What this task involves:
Using the data below, copy each line that includes the word "Regency".

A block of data
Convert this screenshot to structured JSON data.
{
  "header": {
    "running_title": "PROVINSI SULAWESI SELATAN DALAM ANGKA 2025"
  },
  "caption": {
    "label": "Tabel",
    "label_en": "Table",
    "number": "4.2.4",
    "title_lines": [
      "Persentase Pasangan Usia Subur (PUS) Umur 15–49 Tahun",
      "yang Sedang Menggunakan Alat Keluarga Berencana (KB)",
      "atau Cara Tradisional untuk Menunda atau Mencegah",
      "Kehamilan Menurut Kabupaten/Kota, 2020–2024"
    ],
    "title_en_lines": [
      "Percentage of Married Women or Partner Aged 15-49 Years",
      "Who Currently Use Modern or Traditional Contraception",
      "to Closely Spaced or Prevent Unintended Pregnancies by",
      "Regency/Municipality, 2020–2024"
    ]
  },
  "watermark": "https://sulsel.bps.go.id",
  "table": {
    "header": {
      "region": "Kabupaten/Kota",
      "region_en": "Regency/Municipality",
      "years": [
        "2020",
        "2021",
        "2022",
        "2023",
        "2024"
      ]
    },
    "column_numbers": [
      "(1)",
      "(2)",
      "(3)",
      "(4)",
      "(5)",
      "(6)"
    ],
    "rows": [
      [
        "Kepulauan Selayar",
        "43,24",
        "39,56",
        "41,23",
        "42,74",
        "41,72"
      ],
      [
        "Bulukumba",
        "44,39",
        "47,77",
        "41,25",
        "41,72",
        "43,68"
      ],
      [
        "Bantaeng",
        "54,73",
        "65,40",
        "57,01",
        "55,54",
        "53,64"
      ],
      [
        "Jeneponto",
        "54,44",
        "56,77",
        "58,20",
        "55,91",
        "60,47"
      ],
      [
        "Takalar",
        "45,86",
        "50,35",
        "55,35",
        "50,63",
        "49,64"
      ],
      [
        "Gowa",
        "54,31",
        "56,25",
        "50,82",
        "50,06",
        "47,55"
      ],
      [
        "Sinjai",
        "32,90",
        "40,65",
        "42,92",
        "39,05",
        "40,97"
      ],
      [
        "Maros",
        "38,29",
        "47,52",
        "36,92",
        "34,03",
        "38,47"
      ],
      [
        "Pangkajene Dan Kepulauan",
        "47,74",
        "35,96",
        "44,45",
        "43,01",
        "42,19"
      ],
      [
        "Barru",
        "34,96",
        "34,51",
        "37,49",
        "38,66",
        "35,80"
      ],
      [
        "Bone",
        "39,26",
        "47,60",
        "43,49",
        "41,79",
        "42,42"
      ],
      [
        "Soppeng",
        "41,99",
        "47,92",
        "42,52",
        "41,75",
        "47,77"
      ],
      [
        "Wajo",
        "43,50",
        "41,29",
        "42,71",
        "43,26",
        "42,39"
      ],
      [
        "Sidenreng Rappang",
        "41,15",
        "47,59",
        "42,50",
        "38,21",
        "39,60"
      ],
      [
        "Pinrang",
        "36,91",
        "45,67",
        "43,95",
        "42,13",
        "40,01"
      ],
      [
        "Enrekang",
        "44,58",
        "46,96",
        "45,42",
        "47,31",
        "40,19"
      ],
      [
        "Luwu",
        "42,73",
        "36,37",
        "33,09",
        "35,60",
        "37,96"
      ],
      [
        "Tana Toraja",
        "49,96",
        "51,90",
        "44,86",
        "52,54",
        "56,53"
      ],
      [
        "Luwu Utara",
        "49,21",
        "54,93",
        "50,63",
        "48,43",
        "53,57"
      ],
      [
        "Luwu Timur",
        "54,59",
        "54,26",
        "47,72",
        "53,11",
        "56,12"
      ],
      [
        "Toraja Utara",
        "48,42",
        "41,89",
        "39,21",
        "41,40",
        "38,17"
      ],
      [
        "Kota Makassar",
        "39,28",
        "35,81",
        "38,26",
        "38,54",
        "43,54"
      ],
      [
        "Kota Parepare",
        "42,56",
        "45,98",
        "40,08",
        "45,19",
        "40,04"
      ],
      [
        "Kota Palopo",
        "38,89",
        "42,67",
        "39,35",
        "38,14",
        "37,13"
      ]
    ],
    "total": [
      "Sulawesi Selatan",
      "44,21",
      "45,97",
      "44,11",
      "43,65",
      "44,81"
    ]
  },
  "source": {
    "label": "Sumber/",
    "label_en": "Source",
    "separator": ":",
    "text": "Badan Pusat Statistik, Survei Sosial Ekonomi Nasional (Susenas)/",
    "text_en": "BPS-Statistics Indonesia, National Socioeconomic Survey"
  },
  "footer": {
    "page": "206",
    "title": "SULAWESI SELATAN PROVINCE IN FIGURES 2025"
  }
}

Response:
      "Regency/Municipality, 2020–2024"
      "region_en": "Regency/Municipality",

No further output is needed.